Start

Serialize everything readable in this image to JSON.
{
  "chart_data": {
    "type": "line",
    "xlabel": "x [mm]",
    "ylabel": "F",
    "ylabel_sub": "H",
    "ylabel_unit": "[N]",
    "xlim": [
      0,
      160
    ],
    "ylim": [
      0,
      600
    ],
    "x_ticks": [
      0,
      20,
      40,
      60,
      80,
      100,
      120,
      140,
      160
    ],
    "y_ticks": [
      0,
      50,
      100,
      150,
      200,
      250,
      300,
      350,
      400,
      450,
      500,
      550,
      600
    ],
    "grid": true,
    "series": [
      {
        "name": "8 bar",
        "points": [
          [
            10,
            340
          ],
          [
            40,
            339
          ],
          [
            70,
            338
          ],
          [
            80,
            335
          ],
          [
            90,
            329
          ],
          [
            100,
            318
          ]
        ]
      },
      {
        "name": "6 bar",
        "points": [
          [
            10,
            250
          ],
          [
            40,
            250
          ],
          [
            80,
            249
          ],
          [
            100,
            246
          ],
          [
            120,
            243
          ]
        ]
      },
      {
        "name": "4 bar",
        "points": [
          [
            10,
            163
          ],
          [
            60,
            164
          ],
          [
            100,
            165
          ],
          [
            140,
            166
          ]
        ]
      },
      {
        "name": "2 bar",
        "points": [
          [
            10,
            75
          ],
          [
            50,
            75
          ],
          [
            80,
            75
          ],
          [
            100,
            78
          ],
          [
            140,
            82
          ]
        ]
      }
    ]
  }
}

End

### INSTRUCTION
From the first line to the last, retype the data exactly.

### COMPLETE RESPONSE
Serialize everything readable in this image to JSON.
{
  "chart_data": {
    "type": "line",
    "xlabel": "x [mm]",
    "ylabel": "F",
    "ylabel_sub": "H",
    "ylabel_unit": "[N]",
    "xlim": [
      0,
      160
    ],
    "ylim": [
      0,
      600
    ],
    "x_ticks": [
      0,
      20,
      40,
      60,
      80,
      100,
      120,
      140,
      160
    ],
    "y_ticks": [
      0,
      50,
      100,
      150,
      200,
      250,
      300,
      350,
      400,
      450,
      500,
      550,
      600
    ],
    "grid": true,
    "series": [
      {
        "name": "8 bar",
        "points": [
          [
            10,
            340
          ],
          [
            40,
            339
          ],
          [
            70,
            338
          ],
          [
            80,
            335
          ],
          [
            90,
            329
          ],
          [
            100,
            318
          ]
        ]
      },
      {
        "name": "6 bar",
        "points": [
          [
            10,
            250
          ],
          [
            40,
            250
          ],
          [
            80,
            249
          ],
          [
            100,
            246
          ],
          [
            120,
            243
          ]
        ]
      },
      {
        "name": "4 bar",
        "points": [
          [
            10,
            163
          ],
          [
            60,
            164
          ],
          [
            100,
            165
          ],
          [
            140,
            166
          ]
        ]
      },
      {
        "name": "2 bar",
        "points": [
          [
            10,
            75
          ],
          [
            50,
            75
          ],
          [
            80,
            75
          ],
          [
            100,
            78
          ],
          [
            140,
            82
          ]
        ]
      }
    ]
  }
}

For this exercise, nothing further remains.